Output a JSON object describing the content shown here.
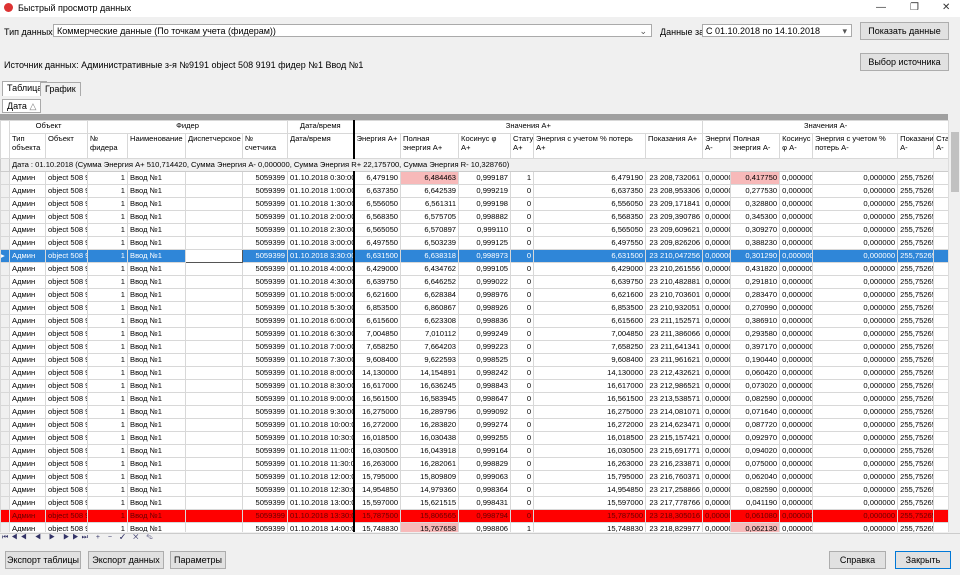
{
  "window": {
    "title": "Быстрый просмотр данных"
  },
  "filters": {
    "data_type_label": "Тип данных:",
    "data_type": "Коммерческие данные (По точкам учета (фидерам))",
    "period_label": "Данные за:",
    "period": "С 01.10.2018 по 14.10.2018",
    "show_button": "Показать данные",
    "source": "Источник данных: Административные з-я №9191 object 508 9191 фидер №1 Ввод №1",
    "source_button": "Выбор источника"
  },
  "tabs": [
    "Таблица",
    "График"
  ],
  "group_panel": {
    "chip": "Дата"
  },
  "table": {
    "groups": [
      "Объект",
      "Фидер",
      "Дата/время",
      "Значения A+",
      "Значения A-"
    ],
    "columns": [
      "Тип объекта",
      "Объект",
      "№ фидера",
      "Наименование",
      "Диспетчерское",
      "№ счетчика",
      "Дата/время",
      "Энергия A+",
      "Полная энергия A+",
      "Косинус φ A+",
      "Статус A+",
      "Энергия с учетом % потерь A+",
      "Показания A+",
      "Энергия A-",
      "Полная энергия A-",
      "Косинус φ A-",
      "Энергия с учетом % потерь A-",
      "Показания A-",
      "Статус A-"
    ],
    "group_row": "Дата : 01.10.2018 (Сумма Энергия A+ 510,714420, Сумма Энергия A- 0,000000, Сумма Энергия R+ 22,175700, Сумма Энергия R- 10,328760)",
    "rows": [
      [
        "Админ",
        "object 508 9",
        "1",
        "Ввод №1",
        null,
        "5059399",
        "01.10.2018 0:30:00",
        "6,479190",
        "6,484463",
        "0,999187",
        "1",
        "6,479190",
        "23 208,732061",
        "0,00000",
        "0,417750",
        "0,000000",
        "0,000000",
        "255,75265",
        null
      ],
      [
        "Админ",
        "object 508 9",
        "1",
        "Ввод №1",
        null,
        "5059399",
        "01.10.2018 1:00:00",
        "6,637350",
        "6,642539",
        "0,999219",
        "0",
        "6,637350",
        "23 208,953306",
        "0,00000",
        "0,277530",
        "0,000000",
        "0,000000",
        "255,75265",
        null
      ],
      [
        "Админ",
        "object 508 9",
        "1",
        "Ввод №1",
        null,
        "5059399",
        "01.10.2018 1:30:00",
        "6,556050",
        "6,561311",
        "0,999198",
        "0",
        "6,556050",
        "23 209,171841",
        "0,00000",
        "0,328800",
        "0,000000",
        "0,000000",
        "255,75265",
        null
      ],
      [
        "Админ",
        "object 508 9",
        "1",
        "Ввод №1",
        null,
        "5059399",
        "01.10.2018 2:00:00",
        "6,568350",
        "6,575705",
        "0,998882",
        "0",
        "6,568350",
        "23 209,390786",
        "0,00000",
        "0,345300",
        "0,000000",
        "0,000000",
        "255,75265",
        null
      ],
      [
        "Админ",
        "object 508 9",
        "1",
        "Ввод №1",
        null,
        "5059399",
        "01.10.2018 2:30:00",
        "6,565050",
        "6,570897",
        "0,999110",
        "0",
        "6,565050",
        "23 209,609621",
        "0,00000",
        "0,309270",
        "0,000000",
        "0,000000",
        "255,75265",
        null
      ],
      [
        "Админ",
        "object 508 9",
        "1",
        "Ввод №1",
        null,
        "5059399",
        "01.10.2018 3:00:00",
        "6,497550",
        "6,503239",
        "0,999125",
        "0",
        "6,497550",
        "23 209,826206",
        "0,00000",
        "0,388230",
        "0,000000",
        "0,000000",
        "255,75265",
        null
      ],
      [
        "Админ",
        "object 508 9",
        "1",
        "Ввод №1",
        null,
        "5059399",
        "01.10.2018 3:30:00",
        "6,631500",
        "6,638318",
        "0,998973",
        "0",
        "6,631500",
        "23 210,047256",
        "0,00000",
        "0,301290",
        "0,000000",
        "0,000000",
        "255,75265",
        null
      ],
      [
        "Админ",
        "object 508 9",
        "1",
        "Ввод №1",
        null,
        "5059399",
        "01.10.2018 4:00:00",
        "6,429000",
        "6,434762",
        "0,999105",
        "0",
        "6,429000",
        "23 210,261556",
        "0,00000",
        "0,431820",
        "0,000000",
        "0,000000",
        "255,75265",
        null
      ],
      [
        "Админ",
        "object 508 9",
        "1",
        "Ввод №1",
        null,
        "5059399",
        "01.10.2018 4:30:00",
        "6,639750",
        "6,646252",
        "0,999022",
        "0",
        "6,639750",
        "23 210,482881",
        "0,00000",
        "0,291810",
        "0,000000",
        "0,000000",
        "255,75265",
        null
      ],
      [
        "Админ",
        "object 508 9",
        "1",
        "Ввод №1",
        null,
        "5059399",
        "01.10.2018 5:00:00",
        "6,621600",
        "6,628384",
        "0,998976",
        "0",
        "6,621600",
        "23 210,703601",
        "0,00000",
        "0,283470",
        "0,000000",
        "0,000000",
        "255,75265",
        null
      ],
      [
        "Админ",
        "object 508 9",
        "1",
        "Ввод №1",
        null,
        "5059399",
        "01.10.2018 5:30:00",
        "6,853500",
        "6,860867",
        "0,998926",
        "0",
        "6,853500",
        "23 210,932051",
        "0,00000",
        "0,270990",
        "0,000000",
        "0,000000",
        "255,75265",
        null
      ],
      [
        "Админ",
        "object 508 9",
        "1",
        "Ввод №1",
        null,
        "5059399",
        "01.10.2018 6:00:00",
        "6,615600",
        "6,623308",
        "0,998836",
        "0",
        "6,615600",
        "23 211,152571",
        "0,00000",
        "0,386910",
        "0,000000",
        "0,000000",
        "255,75265",
        null
      ],
      [
        "Админ",
        "object 508 9",
        "1",
        "Ввод №1",
        null,
        "5059399",
        "01.10.2018 6:30:00",
        "7,004850",
        "7,010112",
        "0,999249",
        "0",
        "7,004850",
        "23 211,386066",
        "0,00000",
        "0,293580",
        "0,000000",
        "0,000000",
        "255,75265",
        null
      ],
      [
        "Админ",
        "object 508 9",
        "1",
        "Ввод №1",
        null,
        "5059399",
        "01.10.2018 7:00:00",
        "7,658250",
        "7,664203",
        "0,999223",
        "0",
        "7,658250",
        "23 211,641341",
        "0,00000",
        "0,397170",
        "0,000000",
        "0,000000",
        "255,75265",
        null
      ],
      [
        "Админ",
        "object 508 9",
        "1",
        "Ввод №1",
        null,
        "5059399",
        "01.10.2018 7:30:00",
        "9,608400",
        "9,622593",
        "0,998525",
        "0",
        "9,608400",
        "23 211,961621",
        "0,00000",
        "0,190440",
        "0,000000",
        "0,000000",
        "255,75265",
        null
      ],
      [
        "Админ",
        "object 508 9",
        "1",
        "Ввод №1",
        null,
        "5059399",
        "01.10.2018 8:00:00",
        "14,130000",
        "14,154891",
        "0,998242",
        "0",
        "14,130000",
        "23 212,432621",
        "0,00000",
        "0,060420",
        "0,000000",
        "0,000000",
        "255,75265",
        null
      ],
      [
        "Админ",
        "object 508 9",
        "1",
        "Ввод №1",
        null,
        "5059399",
        "01.10.2018 8:30:00",
        "16,617000",
        "16,636245",
        "0,998843",
        "0",
        "16,617000",
        "23 212,986521",
        "0,00000",
        "0,073020",
        "0,000000",
        "0,000000",
        "255,75265",
        null
      ],
      [
        "Админ",
        "object 508 9",
        "1",
        "Ввод №1",
        null,
        "5059399",
        "01.10.2018 9:00:00",
        "16,561500",
        "16,583945",
        "0,998647",
        "0",
        "16,561500",
        "23 213,538571",
        "0,00000",
        "0,082590",
        "0,000000",
        "0,000000",
        "255,75265",
        null
      ],
      [
        "Админ",
        "object 508 9",
        "1",
        "Ввод №1",
        null,
        "5059399",
        "01.10.2018 9:30:00",
        "16,275000",
        "16,289796",
        "0,999092",
        "0",
        "16,275000",
        "23 214,081071",
        "0,00000",
        "0,071640",
        "0,000000",
        "0,000000",
        "255,75265",
        null
      ],
      [
        "Админ",
        "object 508 9",
        "1",
        "Ввод №1",
        null,
        "5059399",
        "01.10.2018 10:00:00",
        "16,272000",
        "16,283820",
        "0,999274",
        "0",
        "16,272000",
        "23 214,623471",
        "0,00000",
        "0,087720",
        "0,000000",
        "0,000000",
        "255,75265",
        null
      ],
      [
        "Админ",
        "object 508 9",
        "1",
        "Ввод №1",
        null,
        "5059399",
        "01.10.2018 10:30:00",
        "16,018500",
        "16,030438",
        "0,999255",
        "0",
        "16,018500",
        "23 215,157421",
        "0,00000",
        "0,092970",
        "0,000000",
        "0,000000",
        "255,75265",
        null
      ],
      [
        "Админ",
        "object 508 9",
        "1",
        "Ввод №1",
        null,
        "5059399",
        "01.10.2018 11:00:00",
        "16,030500",
        "16,043918",
        "0,999164",
        "0",
        "16,030500",
        "23 215,691771",
        "0,00000",
        "0,094020",
        "0,000000",
        "0,000000",
        "255,75265",
        null
      ],
      [
        "Админ",
        "object 508 9",
        "1",
        "Ввод №1",
        null,
        "5059399",
        "01.10.2018 11:30:00",
        "16,263000",
        "16,282061",
        "0,998829",
        "0",
        "16,263000",
        "23 216,233871",
        "0,00000",
        "0,075000",
        "0,000000",
        "0,000000",
        "255,75265",
        null
      ],
      [
        "Админ",
        "object 508 9",
        "1",
        "Ввод №1",
        null,
        "5059399",
        "01.10.2018 12:00:00",
        "15,795000",
        "15,809809",
        "0,999063",
        "0",
        "15,795000",
        "23 216,760371",
        "0,00000",
        "0,062040",
        "0,000000",
        "0,000000",
        "255,75265",
        null
      ],
      [
        "Админ",
        "object 508 9",
        "1",
        "Ввод №1",
        null,
        "5059399",
        "01.10.2018 12:30:00",
        "14,954850",
        "14,979360",
        "0,998364",
        "0",
        "14,954850",
        "23 217,258866",
        "0,00000",
        "0,082590",
        "0,000000",
        "0,000000",
        "255,75265",
        null
      ],
      [
        "Админ",
        "object 508 9",
        "1",
        "Ввод №1",
        null,
        "5059399",
        "01.10.2018 13:00:00",
        "15,597000",
        "15,621515",
        "0,998431",
        "0",
        "15,597000",
        "23 217,778766",
        "0,00000",
        "0,041190",
        "0,000000",
        "0,000000",
        "255,75265",
        null
      ],
      [
        "Админ",
        "object 508 9",
        "1",
        "Ввод №1",
        null,
        "5059399",
        "01.10.2018 13:30:00",
        "15,787500",
        "15,806565",
        "0,998794",
        "0",
        "15,787500",
        "23 218,305016",
        "0,00000",
        "0,061080",
        "0,000000",
        "0,000000",
        "255,75265",
        null
      ],
      [
        "Админ",
        "object 508 9",
        "1",
        "Ввод №1",
        null,
        "5059399",
        "01.10.2018 14:00:00",
        "15,748830",
        "15,767658",
        "0,998806",
        "1",
        "15,748830",
        "23 218,829977",
        "0,00000",
        "0,062130",
        "0,000000",
        "0,000000",
        "255,75265",
        null
      ]
    ]
  },
  "buttons": {
    "export_table": "Экспорт таблицы",
    "export_data": "Экспорт данных",
    "params": "Параметры",
    "help": "Справка",
    "close": "Закрыть"
  }
}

※ ※ ※

[THE PROBLEM]: Pull every line containing "Дата" out of the records.

[WRITTEN RESPONSE]:
    "chip": "Дата"
      "Дата/время",
      "Дата/время",
    "group_row": "Дата : 01.10.2018 (Сумма Энергия A+ 510,714420, Сумма Энергия A- 0,000000, Сумма Энергия R+ 22,175700, Сумма Энергия R- 10,328760)",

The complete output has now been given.